■ **EXERCISE GOAL**: Restate the records in their entirety, word for word.

■ **RECORDS FOR THE TASK**:
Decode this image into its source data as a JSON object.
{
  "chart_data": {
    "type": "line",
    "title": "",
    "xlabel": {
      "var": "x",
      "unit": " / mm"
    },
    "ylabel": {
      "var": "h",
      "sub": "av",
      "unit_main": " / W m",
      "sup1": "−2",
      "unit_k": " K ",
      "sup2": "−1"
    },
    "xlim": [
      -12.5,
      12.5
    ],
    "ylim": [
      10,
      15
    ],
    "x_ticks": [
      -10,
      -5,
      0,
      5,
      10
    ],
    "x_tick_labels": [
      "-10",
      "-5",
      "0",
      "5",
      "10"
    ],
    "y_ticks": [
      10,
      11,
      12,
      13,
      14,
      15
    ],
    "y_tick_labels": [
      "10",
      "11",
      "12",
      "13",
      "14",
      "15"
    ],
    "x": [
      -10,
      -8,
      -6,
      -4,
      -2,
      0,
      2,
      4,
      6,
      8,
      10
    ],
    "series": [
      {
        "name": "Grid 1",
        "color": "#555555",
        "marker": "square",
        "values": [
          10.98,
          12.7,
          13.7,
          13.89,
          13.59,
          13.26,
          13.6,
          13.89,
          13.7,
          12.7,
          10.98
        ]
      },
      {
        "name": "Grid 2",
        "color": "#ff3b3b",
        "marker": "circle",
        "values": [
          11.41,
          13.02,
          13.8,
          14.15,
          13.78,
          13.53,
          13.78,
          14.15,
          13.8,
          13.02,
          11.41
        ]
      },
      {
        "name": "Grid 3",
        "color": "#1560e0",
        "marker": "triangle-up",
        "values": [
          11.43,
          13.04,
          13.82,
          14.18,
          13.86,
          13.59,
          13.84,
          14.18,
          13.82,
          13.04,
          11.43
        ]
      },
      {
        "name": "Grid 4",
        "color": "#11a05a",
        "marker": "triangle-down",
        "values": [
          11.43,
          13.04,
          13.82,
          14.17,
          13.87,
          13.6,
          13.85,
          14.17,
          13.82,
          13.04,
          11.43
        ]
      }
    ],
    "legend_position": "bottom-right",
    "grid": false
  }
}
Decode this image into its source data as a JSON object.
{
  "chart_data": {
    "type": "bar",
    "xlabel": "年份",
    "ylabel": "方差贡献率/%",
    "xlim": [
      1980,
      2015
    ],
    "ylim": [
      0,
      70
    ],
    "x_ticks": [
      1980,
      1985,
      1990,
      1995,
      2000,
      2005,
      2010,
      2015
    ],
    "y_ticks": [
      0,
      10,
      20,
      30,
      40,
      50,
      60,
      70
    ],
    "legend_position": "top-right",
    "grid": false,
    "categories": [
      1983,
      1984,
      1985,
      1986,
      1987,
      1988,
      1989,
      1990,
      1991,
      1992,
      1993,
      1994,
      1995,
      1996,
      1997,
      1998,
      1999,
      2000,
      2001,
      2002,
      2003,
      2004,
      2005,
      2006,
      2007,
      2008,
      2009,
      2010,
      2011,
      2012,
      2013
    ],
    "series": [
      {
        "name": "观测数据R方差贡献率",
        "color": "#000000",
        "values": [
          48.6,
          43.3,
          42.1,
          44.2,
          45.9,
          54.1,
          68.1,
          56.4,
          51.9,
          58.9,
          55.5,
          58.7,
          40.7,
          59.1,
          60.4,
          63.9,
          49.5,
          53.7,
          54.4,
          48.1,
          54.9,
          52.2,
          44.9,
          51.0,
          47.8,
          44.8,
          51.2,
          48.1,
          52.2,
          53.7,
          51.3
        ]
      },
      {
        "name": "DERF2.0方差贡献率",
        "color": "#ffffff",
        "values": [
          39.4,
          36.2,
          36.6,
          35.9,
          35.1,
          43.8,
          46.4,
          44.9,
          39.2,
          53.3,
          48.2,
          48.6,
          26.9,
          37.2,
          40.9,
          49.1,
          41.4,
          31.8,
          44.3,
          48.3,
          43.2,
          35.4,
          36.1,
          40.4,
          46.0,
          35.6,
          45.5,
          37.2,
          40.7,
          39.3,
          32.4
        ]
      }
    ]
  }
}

■ **COMPLETED TASK**:
Decode this image into its source data as a JSON object.
{
  "chart_data": {
    "type": "line",
    "title": "",
    "xlabel": {
      "var": "x",
      "unit": " / mm"
    },
    "ylabel": {
      "var": "h",
      "sub": "av",
      "unit_main": " / W m",
      "sup1": "−2",
      "unit_k": " K ",
      "sup2": "−1"
    },
    "xlim": [
      -12.5,
      12.5
    ],
    "ylim": [
      10,
      15
    ],
    "x_ticks": [
      -10,
      -5,
      0,
      5,
      10
    ],
    "x_tick_labels": [
      "-10",
      "-5",
      "0",
      "5",
      "10"
    ],
    "y_ticks": [
      10,
      11,
      12,
      13,
      14,
      15
    ],
    "y_tick_labels": [
      "10",
      "11",
      "12",
      "13",
      "14",
      "15"
    ],
    "x": [
      -10,
      -8,
      -6,
      -4,
      -2,
      0,
      2,
      4,
      6,
      8,
      10
    ],
    "series": [
      {
        "name": "Grid 1",
        "color": "#555555",
        "marker": "square",
        "values": [
          10.98,
          12.7,
          13.7,
          13.89,
          13.59,
          13.26,
          13.6,
          13.89,
          13.7,
          12.7,
          10.98
        ]
      },
      {
        "name": "Grid 2",
        "color": "#ff3b3b",
        "marker": "circle",
        "values": [
          11.41,
          13.02,
          13.8,
          14.15,
          13.78,
          13.53,
          13.78,
          14.15,
          13.8,
          13.02,
          11.41
        ]
      },
      {
        "name": "Grid 3",
        "color": "#1560e0",
        "marker": "triangle-up",
        "values": [
          11.43,
          13.04,
          13.82,
          14.18,
          13.86,
          13.59,
          13.84,
          14.18,
          13.82,
          13.04,
          11.43
        ]
      },
      {
        "name": "Grid 4",
        "color": "#11a05a",
        "marker": "triangle-down",
        "values": [
          11.43,
          13.04,
          13.82,
          14.17,
          13.87,
          13.6,
          13.85,
          14.17,
          13.82,
          13.04,
          11.43
        ]
      }
    ],
    "legend_position": "bottom-right",
    "grid": false
  }
}
Decode this image into its source data as a JSON object.
{
  "chart_data": {
    "type": "bar",
    "xlabel": "年份",
    "ylabel": "方差贡献率/%",
    "xlim": [
      1980,
      2015
    ],
    "ylim": [
      0,
      70
    ],
    "x_ticks": [
      1980,
      1985,
      1990,
      1995,
      2000,
      2005,
      2010,
      2015
    ],
    "y_ticks": [
      0,
      10,
      20,
      30,
      40,
      50,
      60,
      70
    ],
    "legend_position": "top-right",
    "grid": false,
    "categories": [
      1983,
      1984,
      1985,
      1986,
      1987,
      1988,
      1989,
      1990,
      1991,
      1992,
      1993,
      1994,
      1995,
      1996,
      1997,
      1998,
      1999,
      2000,
      2001,
      2002,
      2003,
      2004,
      2005,
      2006,
      2007,
      2008,
      2009,
      2010,
      2011,
      2012,
      2013
    ],
    "series": [
      {
        "name": "观测数据R方差贡献率",
        "color": "#000000",
        "values": [
          48.6,
          43.3,
          42.1,
          44.2,
          45.9,
          54.1,
          68.1,
          56.4,
          51.9,
          58.9,
          55.5,
          58.7,
          40.7,
          59.1,
          60.4,
          63.9,
          49.5,
          53.7,
          54.4,
          48.1,
          54.9,
          52.2,
          44.9,
          51.0,
          47.8,
          44.8,
          51.2,
          48.1,
          52.2,
          53.7,
          51.3
        ]
      },
      {
        "name": "DERF2.0方差贡献率",
        "color": "#ffffff",
        "values": [
          39.4,
          36.2,
          36.6,
          35.9,
          35.1,
          43.8,
          46.4,
          44.9,
          39.2,
          53.3,
          48.2,
          48.6,
          26.9,
          37.2,
          40.9,
          49.1,
          41.4,
          31.8,
          44.3,
          48.3,
          43.2,
          35.4,
          36.1,
          40.4,
          46.0,
          35.6,
          45.5,
          37.2,
          40.7,
          39.3,
          32.4
        ]
      }
    ]
  }
}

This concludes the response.